[WORK REQUIRED]
Copy the data word for word, keeping every line.

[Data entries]
──────────
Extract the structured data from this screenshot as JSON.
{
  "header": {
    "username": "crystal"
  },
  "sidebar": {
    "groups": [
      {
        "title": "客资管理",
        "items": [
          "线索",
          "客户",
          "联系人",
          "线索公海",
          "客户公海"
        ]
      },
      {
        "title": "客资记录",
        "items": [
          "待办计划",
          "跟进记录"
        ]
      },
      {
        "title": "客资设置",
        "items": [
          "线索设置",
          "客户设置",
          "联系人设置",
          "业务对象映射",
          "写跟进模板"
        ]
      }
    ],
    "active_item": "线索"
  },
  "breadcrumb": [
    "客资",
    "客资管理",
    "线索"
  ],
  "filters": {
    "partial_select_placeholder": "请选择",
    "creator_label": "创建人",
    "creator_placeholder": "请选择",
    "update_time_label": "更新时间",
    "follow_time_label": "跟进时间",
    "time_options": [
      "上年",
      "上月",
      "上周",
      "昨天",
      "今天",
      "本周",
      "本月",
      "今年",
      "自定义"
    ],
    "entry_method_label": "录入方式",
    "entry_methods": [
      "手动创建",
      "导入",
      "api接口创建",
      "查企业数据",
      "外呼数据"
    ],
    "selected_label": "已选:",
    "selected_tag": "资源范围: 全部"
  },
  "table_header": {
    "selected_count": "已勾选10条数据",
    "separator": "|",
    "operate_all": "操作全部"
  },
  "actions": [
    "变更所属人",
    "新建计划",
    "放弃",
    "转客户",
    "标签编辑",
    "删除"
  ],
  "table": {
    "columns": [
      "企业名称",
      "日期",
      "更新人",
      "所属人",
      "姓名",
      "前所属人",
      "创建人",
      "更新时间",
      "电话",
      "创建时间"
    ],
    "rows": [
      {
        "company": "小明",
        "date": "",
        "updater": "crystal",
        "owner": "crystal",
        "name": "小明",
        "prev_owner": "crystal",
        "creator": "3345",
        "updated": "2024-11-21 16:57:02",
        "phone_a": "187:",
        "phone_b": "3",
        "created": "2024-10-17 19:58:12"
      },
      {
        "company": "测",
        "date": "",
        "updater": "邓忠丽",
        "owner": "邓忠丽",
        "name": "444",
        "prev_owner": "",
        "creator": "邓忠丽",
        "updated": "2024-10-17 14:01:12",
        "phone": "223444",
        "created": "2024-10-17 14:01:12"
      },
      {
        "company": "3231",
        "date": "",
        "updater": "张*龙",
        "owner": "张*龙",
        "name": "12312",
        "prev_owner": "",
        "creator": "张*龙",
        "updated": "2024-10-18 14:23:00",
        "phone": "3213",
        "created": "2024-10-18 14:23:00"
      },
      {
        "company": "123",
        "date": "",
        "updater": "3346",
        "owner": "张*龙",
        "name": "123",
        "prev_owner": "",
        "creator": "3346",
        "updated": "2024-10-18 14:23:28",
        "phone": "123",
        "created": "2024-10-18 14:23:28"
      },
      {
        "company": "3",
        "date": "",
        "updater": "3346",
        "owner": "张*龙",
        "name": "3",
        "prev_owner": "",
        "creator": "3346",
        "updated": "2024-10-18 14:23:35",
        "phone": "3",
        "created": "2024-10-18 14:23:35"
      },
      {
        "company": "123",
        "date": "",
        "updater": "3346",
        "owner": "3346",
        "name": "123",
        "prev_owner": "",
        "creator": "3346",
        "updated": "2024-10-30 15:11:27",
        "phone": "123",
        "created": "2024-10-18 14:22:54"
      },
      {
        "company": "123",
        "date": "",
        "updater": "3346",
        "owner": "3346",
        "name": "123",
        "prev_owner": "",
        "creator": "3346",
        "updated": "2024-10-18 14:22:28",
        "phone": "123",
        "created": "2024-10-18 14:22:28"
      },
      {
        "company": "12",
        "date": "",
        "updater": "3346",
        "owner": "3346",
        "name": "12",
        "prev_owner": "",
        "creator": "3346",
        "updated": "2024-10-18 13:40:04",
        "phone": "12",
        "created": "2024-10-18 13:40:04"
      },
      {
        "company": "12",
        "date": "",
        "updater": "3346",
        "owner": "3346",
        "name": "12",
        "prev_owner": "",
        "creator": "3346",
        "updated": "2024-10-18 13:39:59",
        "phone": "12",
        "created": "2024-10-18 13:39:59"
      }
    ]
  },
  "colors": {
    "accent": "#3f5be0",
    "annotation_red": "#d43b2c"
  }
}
──────────
[EXERCISE OUTPUT]
Extract the structured data from this screenshot as JSON.
{
  "header": {
    "username": "crystal"
  },
  "sidebar": {
    "groups": [
      {
        "title": "客资管理",
        "items": [
          "线索",
          "客户",
          "联系人",
          "线索公海",
          "客户公海"
        ]
      },
      {
        "title": "客资记录",
        "items": [
          "待办计划",
          "跟进记录"
        ]
      },
      {
        "title": "客资设置",
        "items": [
          "线索设置",
          "客户设置",
          "联系人设置",
          "业务对象映射",
          "写跟进模板"
        ]
      }
    ],
    "active_item": "线索"
  },
  "breadcrumb": [
    "客资",
    "客资管理",
    "线索"
  ],
  "filters": {
    "partial_select_placeholder": "请选择",
    "creator_label": "创建人",
    "creator_placeholder": "请选择",
    "update_time_label": "更新时间",
    "follow_time_label": "跟进时间",
    "time_options": [
      "上年",
      "上月",
      "上周",
      "昨天",
      "今天",
      "本周",
      "本月",
      "今年",
      "自定义"
    ],
    "entry_method_label": "录入方式",
    "entry_methods": [
      "手动创建",
      "导入",
      "api接口创建",
      "查企业数据",
      "外呼数据"
    ],
    "selected_label": "已选:",
    "selected_tag": "资源范围: 全部"
  },
  "table_header": {
    "selected_count": "已勾选10条数据",
    "separator": "|",
    "operate_all": "操作全部"
  },
  "actions": [
    "变更所属人",
    "新建计划",
    "放弃",
    "转客户",
    "标签编辑",
    "删除"
  ],
  "table": {
    "columns": [
      "企业名称",
      "日期",
      "更新人",
      "所属人",
      "姓名",
      "前所属人",
      "创建人",
      "更新时间",
      "电话",
      "创建时间"
    ],
    "rows": [
      {
        "company": "小明",
        "date": "",
        "updater": "crystal",
        "owner": "crystal",
        "name": "小明",
        "prev_owner": "crystal",
        "creator": "3345",
        "updated": "2024-11-21 16:57:02",
        "phone_a": "187:",
        "phone_b": "3",
        "created": "2024-10-17 19:58:12"
      },
      {
        "company": "测",
        "date": "",
        "updater": "邓忠丽",
        "owner": "邓忠丽",
        "name": "444",
        "prev_owner": "",
        "creator": "邓忠丽",
        "updated": "2024-10-17 14:01:12",
        "phone": "223444",
        "created": "2024-10-17 14:01:12"
      },
      {
        "company": "3231",
        "date": "",
        "updater": "张*龙",
        "owner": "张*龙",
        "name": "12312",
        "prev_owner": "",
        "creator": "张*龙",
        "updated": "2024-10-18 14:23:00",
        "phone": "3213",
        "created": "2024-10-18 14:23:00"
      },
      {
        "company": "123",
        "date": "",
        "updater": "3346",
        "owner": "张*龙",
        "name": "123",
        "prev_owner": "",
        "creator": "3346",
        "updated": "2024-10-18 14:23:28",
        "phone": "123",
        "created": "2024-10-18 14:23:28"
      },
      {
        "company": "3",
        "date": "",
        "updater": "3346",
        "owner": "张*龙",
        "name": "3",
        "prev_owner": "",
        "creator": "3346",
        "updated": "2024-10-18 14:23:35",
        "phone": "3",
        "created": "2024-10-18 14:23:35"
      },
      {
        "company": "123",
        "date": "",
        "updater": "3346",
        "owner": "3346",
        "name": "123",
        "prev_owner": "",
        "creator": "3346",
        "updated": "2024-10-30 15:11:27",
        "phone": "123",
        "created": "2024-10-18 14:22:54"
      },
      {
        "company": "123",
        "date": "",
        "updater": "3346",
        "owner": "3346",
        "name": "123",
        "prev_owner": "",
        "creator": "3346",
        "updated": "2024-10-18 14:22:28",
        "phone": "123",
        "created": "2024-10-18 14:22:28"
      },
      {
        "company": "12",
        "date": "",
        "updater": "3346",
        "owner": "3346",
        "name": "12",
        "prev_owner": "",
        "creator": "3346",
        "updated": "2024-10-18 13:40:04",
        "phone": "12",
        "created": "2024-10-18 13:40:04"
      },
      {
        "company": "12",
        "date": "",
        "updater": "3346",
        "owner": "3346",
        "name": "12",
        "prev_owner": "",
        "creator": "3346",
        "updated": "2024-10-18 13:39:59",
        "phone": "12",
        "created": "2024-10-18 13:39:59"
      }
    ]
  },
  "colors": {
    "accent": "#3f5be0",
    "annotation_red": "#d43b2c"
  }
}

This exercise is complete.